--- START OF SOURCE DATA ---

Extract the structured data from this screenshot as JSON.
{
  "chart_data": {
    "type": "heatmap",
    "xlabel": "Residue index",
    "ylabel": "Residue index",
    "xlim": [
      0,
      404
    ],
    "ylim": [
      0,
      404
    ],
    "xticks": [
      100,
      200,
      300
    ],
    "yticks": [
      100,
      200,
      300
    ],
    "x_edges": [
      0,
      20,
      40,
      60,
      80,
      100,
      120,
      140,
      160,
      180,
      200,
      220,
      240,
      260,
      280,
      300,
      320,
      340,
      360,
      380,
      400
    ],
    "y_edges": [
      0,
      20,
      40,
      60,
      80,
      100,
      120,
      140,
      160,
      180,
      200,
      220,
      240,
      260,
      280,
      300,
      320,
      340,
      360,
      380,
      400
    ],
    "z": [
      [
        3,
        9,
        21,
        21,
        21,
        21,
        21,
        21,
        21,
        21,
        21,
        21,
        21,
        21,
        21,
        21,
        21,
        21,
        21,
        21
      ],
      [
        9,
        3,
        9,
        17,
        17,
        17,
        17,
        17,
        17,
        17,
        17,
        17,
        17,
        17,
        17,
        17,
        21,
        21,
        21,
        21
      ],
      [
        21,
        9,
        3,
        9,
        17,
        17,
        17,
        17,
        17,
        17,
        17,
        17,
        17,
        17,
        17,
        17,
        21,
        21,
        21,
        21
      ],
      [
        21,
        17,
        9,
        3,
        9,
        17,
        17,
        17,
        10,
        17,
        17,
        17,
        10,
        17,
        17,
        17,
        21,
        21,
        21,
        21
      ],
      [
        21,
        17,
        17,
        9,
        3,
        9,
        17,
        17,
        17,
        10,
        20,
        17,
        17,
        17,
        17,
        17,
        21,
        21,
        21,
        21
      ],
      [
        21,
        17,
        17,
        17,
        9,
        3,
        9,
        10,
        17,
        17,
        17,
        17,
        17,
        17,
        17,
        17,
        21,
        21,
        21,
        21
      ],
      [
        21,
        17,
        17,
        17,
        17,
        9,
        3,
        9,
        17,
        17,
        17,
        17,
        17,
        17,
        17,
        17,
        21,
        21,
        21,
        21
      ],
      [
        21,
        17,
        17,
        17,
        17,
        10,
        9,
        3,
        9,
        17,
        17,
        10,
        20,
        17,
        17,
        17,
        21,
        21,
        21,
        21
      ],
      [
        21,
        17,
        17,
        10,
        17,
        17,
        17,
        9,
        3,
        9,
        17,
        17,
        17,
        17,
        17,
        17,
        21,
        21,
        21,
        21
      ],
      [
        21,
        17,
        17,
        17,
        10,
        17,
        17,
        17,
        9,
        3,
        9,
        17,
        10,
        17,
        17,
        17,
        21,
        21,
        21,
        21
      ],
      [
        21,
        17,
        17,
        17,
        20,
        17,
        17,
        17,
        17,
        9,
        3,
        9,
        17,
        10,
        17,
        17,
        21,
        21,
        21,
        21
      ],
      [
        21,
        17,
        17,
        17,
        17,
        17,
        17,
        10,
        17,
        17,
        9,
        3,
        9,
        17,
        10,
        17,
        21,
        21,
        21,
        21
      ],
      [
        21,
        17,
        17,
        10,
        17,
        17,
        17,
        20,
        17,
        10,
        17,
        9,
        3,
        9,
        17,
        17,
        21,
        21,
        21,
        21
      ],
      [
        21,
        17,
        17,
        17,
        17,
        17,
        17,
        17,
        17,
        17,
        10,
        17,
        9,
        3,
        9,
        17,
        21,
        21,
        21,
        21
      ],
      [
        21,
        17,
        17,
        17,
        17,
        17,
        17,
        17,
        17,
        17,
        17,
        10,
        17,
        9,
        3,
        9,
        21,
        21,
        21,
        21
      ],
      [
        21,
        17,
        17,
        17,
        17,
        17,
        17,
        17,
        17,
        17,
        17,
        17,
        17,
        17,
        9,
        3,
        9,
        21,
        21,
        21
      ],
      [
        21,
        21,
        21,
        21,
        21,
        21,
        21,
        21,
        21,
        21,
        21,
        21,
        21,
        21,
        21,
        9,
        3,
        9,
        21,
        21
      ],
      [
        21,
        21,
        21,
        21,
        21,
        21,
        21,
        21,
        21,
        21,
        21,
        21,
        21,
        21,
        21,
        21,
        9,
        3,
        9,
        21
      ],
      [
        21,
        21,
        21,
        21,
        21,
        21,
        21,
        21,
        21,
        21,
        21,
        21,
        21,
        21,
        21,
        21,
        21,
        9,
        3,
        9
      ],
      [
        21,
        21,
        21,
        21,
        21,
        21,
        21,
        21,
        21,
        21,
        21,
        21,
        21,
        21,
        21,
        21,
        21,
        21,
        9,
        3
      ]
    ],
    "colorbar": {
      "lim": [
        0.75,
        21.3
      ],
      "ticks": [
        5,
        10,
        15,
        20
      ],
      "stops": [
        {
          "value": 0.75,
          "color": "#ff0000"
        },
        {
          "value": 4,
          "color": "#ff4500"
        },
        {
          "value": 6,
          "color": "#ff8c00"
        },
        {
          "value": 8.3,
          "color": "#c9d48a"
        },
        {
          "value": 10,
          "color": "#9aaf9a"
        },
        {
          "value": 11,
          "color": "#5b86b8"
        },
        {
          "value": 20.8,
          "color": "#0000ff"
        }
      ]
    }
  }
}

--- END OF SOURCE DATA ---

- **REQUEST**: From the listing, copy every line where the string "value" appears.

- **COMPLETED EXERCISE**:
          "value": 0.75,
          "value": 4,
          "value": 6,
          "value": 8.3,
          "value": 10,
          "value": 11,
          "value": 20.8,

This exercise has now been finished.